→ DOCUMENT:

:::::

Peu à peu, notre Communauté grandit, nous sommes 11 sœurs, et les convives sont plus nombreux : nous en comptons 150 !! La pluie tombe sans cesse, la vaisselle se fait dans la cour, l'hiver s'annonce. Nous cherchons un autre local plus grand, mais où ??

Le 11 octobre, le terrain de notre ancienne Communauté est un peu déblayé de ses ruines, nous sommes enfin autorisées à y revenir. .. ce n'est pas sans danger, les pans de murs s'effondrent sans cesse - il nous faut surveiller de près.

Toujours aucune cantine en ville!. .. C'est ainsi que nous sommes obligées de répondre favorablement à un appel pressant des autorités municipales : accepter quelques messieurs ... Il en vient 30 tout d'abord !!! Là, se côtoient Conseiller de Préfecture, Président du Tribunal, Professeurs, etc... Et, bien vite, se joignent à eux des centaines de déblayeurs, bien sympathiques Bretons pour la plupart.

:::::

→ DONNÉES BRUTES:
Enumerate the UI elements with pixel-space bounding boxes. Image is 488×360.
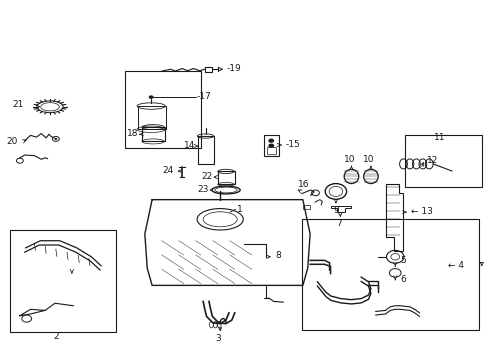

:::::

→ CONSIGNE: Recopiez à l'identique le passage du document qui va de « Toujours aucune cantine » jusqu'à « pour la plupart. ». Ce matériel n'a aucun lien avec le document.

→ RÉPONSE RÉDIGÉE:
Toujours aucune cantine en ville!. .. C'est ainsi que nous sommes obligées de répondre favorablement à un appel pressant des autorités municipales : accepter quelques messieurs ... Il en vient 30 tout d'abord !!! Là, se côtoient Conseiller de Préfecture, Président du Tribunal, Professeurs, etc... Et, bien vite, se joignent à eux des centaines de déblayeurs, bien sympathiques Bretons pour la plupart.